Dataset records
········
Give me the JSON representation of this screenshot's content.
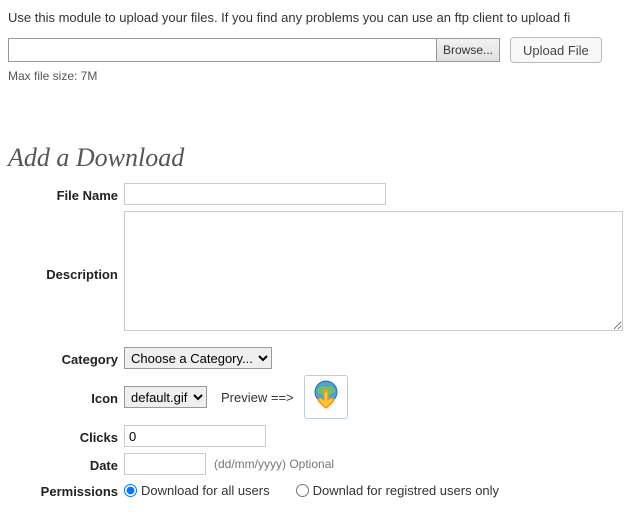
{
  "upload": {
    "instruction": "Use this module to upload your files. If you find any problems you can use an ftp client to upload fi",
    "browse_label": "Browse...",
    "upload_label": "Upload File",
    "max_size": "Max file size: 7M"
  },
  "section_title": "Add a Download",
  "form": {
    "file_name": {
      "label": "File Name",
      "value": ""
    },
    "description": {
      "label": "Description",
      "value": ""
    },
    "category": {
      "label": "Category",
      "selected": "Choose a Category...",
      "options": [
        "Choose a Category..."
      ]
    },
    "icon": {
      "label": "Icon",
      "selected": "default.gif",
      "options": [
        "default.gif"
      ],
      "preview_label": "Preview ==>"
    },
    "clicks": {
      "label": "Clicks",
      "value": "0"
    },
    "date": {
      "label": "Date",
      "value": "",
      "hint": "(dd/mm/yyyy) Optional"
    },
    "permissions": {
      "label": "Permissions",
      "option_all": "Download for all users",
      "option_reg": "Downlad for registred users only",
      "selected": "all"
    }
  }
}
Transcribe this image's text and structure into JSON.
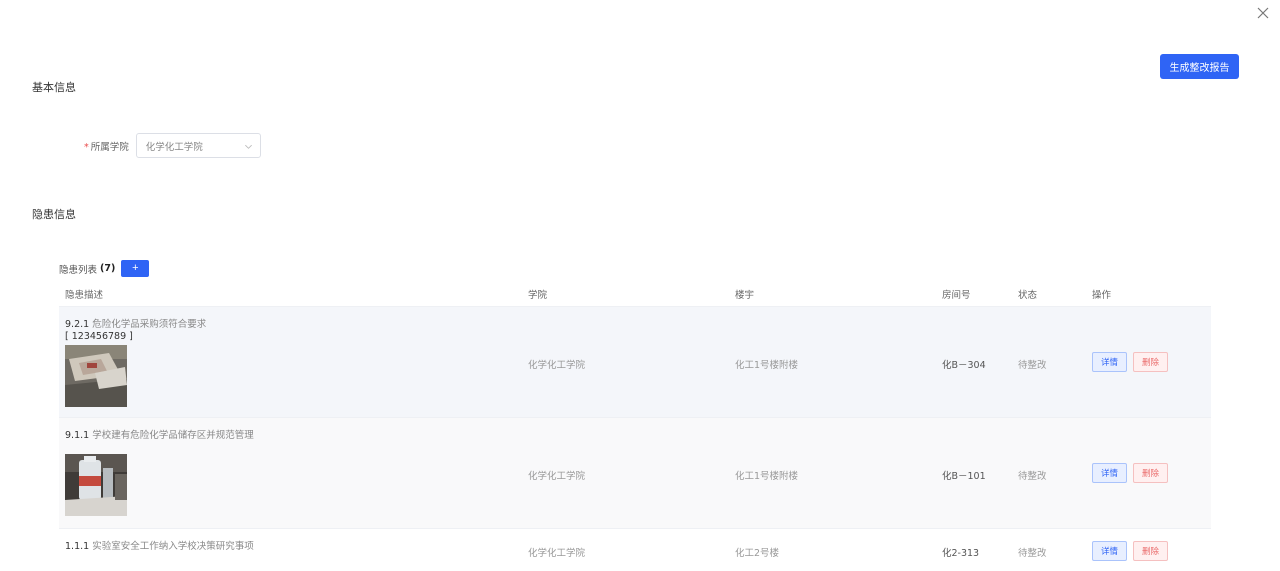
········
THE REQUEST. Where a line of the material above holds the string "selected", copy that line.

ANSWER TO THIS TASK.
      "selected": "Choose a Category...",
      "selected": "default.gif",
      "selected": "all"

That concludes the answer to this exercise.